══ THE DATA
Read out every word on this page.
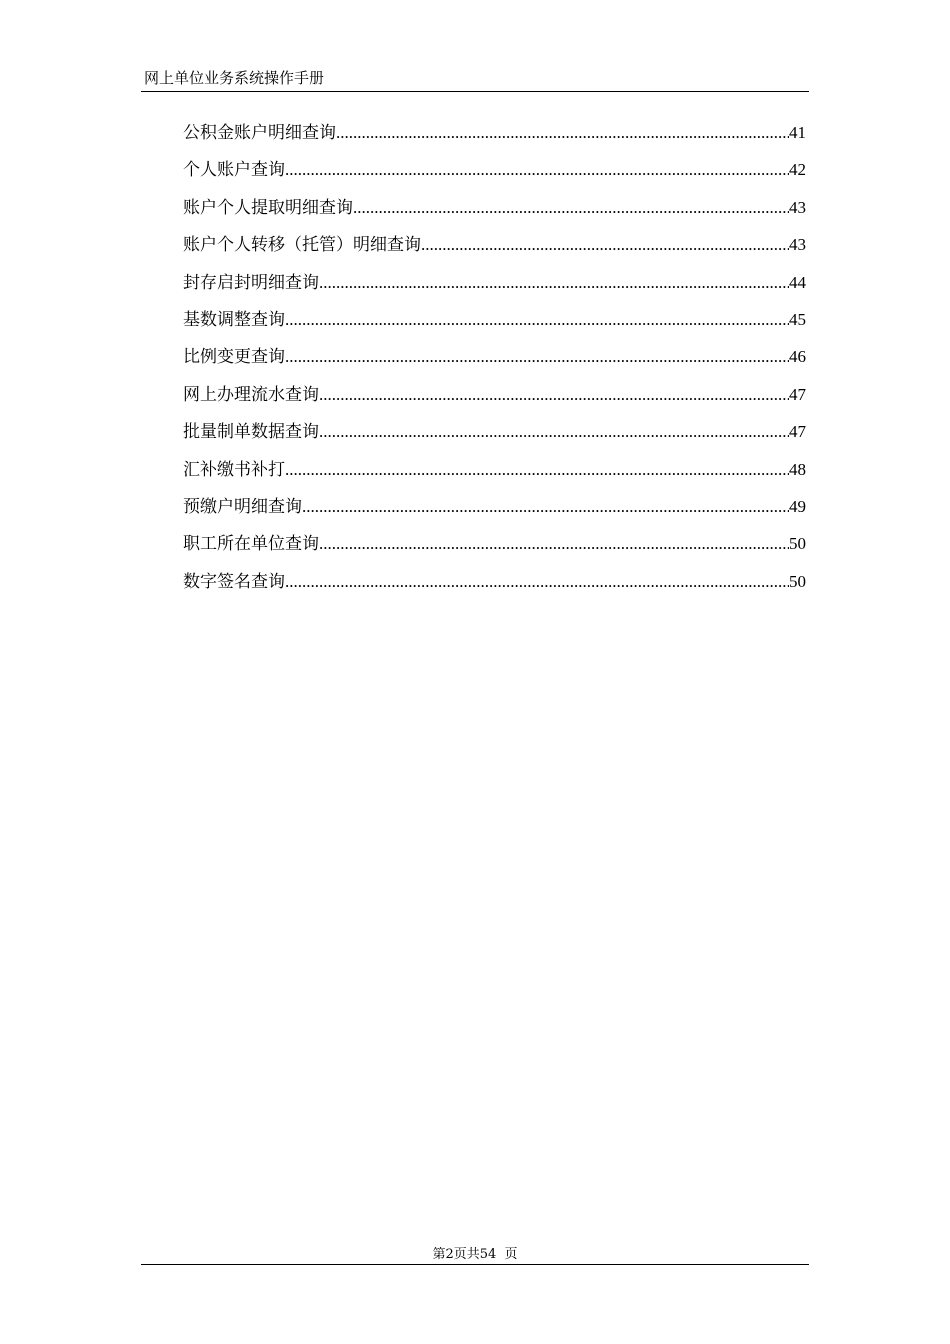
网上单位业务系统操作手册
公积金账户明细查询 .....	41
个人账户查询 .....	42
账户个人提取明细查询 .....	43
账户个人转移（托管）明细查询 .....	43
封存启封明细查询 .....	44
基数调整查询 .....	45
比例变更查询 .....	46
网上办理流水查询 .....	47
批量制单数据查询 .....	47
汇补缴书补打 .....	48
预缴户明细查询 .....	49
职工所在单位查询 .....	50
数字签名查询 .....	50
第2页共54  页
════
▶ _TASK PROMPT_
Quote the preceding records in their entirety, excluding every picture.

▶ _PROBLEM SOLUTION_
Read out every word on this page.
网上单位业务系统操作手册
公积金账户明细查询 .....	41
个人账户查询 .....	42
账户个人提取明细查询 .....	43
账户个人转移（托管）明细查询 .....	43
封存启封明细查询 .....	44
基数调整查询 .....	45
比例变更查询 .....	46
网上办理流水查询 .....	47
批量制单数据查询 .....	47
汇补缴书补打 .....	48
预缴户明细查询 .....	49
职工所在单位查询 .....	50
数字签名查询 .....	50
第2页共54  页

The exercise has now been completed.